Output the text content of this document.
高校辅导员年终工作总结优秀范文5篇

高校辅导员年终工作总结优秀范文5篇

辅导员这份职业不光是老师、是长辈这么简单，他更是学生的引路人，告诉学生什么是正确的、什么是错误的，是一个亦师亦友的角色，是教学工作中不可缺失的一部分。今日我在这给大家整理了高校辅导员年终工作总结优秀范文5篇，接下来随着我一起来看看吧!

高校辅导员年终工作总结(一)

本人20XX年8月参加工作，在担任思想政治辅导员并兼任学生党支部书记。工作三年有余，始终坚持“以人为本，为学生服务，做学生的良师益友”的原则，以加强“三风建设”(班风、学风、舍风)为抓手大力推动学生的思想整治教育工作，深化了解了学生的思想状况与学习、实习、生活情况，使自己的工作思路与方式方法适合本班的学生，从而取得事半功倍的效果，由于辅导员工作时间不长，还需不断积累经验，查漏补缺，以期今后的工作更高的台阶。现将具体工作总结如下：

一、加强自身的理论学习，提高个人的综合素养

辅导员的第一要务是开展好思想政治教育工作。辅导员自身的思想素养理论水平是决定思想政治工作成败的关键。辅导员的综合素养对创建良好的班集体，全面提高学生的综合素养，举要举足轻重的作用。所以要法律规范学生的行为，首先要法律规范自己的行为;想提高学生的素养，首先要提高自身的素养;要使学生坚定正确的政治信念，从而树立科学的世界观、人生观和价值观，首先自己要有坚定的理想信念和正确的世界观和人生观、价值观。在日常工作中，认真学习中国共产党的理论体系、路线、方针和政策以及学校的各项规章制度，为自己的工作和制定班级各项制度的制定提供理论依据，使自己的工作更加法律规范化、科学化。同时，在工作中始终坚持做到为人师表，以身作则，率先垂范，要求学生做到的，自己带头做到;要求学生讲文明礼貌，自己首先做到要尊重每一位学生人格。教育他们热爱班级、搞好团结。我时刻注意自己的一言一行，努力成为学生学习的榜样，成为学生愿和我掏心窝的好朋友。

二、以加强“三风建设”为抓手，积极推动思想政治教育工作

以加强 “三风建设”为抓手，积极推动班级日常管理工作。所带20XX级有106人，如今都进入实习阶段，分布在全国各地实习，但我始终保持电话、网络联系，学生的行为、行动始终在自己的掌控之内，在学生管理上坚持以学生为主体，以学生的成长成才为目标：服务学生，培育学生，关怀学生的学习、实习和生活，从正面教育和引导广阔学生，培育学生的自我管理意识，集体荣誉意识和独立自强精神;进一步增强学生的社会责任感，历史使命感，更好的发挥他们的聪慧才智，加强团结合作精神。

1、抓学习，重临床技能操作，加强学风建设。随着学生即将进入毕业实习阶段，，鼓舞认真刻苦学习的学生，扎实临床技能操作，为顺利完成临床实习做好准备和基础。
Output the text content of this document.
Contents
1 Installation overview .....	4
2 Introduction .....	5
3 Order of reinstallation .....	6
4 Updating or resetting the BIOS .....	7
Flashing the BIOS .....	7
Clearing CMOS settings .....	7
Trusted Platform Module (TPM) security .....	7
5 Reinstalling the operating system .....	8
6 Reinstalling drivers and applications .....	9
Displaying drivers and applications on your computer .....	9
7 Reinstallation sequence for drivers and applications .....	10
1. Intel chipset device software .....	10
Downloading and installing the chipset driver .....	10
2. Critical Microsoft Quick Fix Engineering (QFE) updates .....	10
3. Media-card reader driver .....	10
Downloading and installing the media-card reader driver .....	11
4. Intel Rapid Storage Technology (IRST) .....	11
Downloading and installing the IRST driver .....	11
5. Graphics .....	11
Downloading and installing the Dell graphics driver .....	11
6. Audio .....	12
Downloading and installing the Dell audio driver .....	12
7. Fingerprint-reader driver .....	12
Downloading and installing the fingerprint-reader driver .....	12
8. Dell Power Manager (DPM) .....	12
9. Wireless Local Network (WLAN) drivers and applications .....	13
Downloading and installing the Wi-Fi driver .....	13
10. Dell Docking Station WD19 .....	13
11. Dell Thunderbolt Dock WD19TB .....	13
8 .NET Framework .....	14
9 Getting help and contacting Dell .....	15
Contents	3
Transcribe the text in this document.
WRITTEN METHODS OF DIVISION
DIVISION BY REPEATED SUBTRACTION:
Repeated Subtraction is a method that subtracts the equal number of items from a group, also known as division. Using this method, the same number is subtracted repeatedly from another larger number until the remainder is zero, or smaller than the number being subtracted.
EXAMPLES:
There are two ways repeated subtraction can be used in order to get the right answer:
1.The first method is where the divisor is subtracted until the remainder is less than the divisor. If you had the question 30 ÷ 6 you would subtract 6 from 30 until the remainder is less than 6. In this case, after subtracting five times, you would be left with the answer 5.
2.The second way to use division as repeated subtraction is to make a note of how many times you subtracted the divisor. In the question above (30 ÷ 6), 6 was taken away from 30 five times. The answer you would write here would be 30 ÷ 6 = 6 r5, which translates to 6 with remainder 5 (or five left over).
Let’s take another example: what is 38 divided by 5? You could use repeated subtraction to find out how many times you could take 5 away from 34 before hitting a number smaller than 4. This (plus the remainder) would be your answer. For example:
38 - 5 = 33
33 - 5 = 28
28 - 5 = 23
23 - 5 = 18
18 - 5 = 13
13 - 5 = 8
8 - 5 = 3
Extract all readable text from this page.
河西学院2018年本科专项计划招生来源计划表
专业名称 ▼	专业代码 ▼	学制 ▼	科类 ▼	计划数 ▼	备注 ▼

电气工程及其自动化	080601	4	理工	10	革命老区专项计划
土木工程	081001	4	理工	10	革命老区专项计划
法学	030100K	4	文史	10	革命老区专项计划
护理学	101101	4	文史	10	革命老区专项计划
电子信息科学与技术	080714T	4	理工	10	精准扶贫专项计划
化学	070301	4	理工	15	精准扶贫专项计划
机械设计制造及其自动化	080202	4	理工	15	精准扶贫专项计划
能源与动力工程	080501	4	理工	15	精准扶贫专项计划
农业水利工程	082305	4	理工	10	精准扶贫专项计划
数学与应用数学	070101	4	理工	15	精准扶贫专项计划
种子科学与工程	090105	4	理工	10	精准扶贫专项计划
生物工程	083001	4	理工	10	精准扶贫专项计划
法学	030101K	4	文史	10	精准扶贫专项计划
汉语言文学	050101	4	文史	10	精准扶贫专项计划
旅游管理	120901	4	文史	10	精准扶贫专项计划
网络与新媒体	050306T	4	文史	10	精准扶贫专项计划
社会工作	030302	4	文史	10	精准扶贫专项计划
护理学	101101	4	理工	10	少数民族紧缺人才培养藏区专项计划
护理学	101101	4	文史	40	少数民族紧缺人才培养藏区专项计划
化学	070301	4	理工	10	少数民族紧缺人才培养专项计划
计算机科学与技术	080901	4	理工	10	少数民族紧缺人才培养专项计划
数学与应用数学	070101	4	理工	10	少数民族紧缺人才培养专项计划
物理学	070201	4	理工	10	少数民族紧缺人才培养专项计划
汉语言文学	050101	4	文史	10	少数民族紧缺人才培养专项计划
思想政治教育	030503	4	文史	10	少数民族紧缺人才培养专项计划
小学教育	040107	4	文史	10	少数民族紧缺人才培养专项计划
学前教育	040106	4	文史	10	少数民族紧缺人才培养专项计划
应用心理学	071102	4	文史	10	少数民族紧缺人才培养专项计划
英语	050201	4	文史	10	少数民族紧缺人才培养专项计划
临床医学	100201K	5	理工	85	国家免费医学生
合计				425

□ □ □

Task details:
How many lines of the data hold the string "Downloading"? Reply with the number alone.

Task response:
7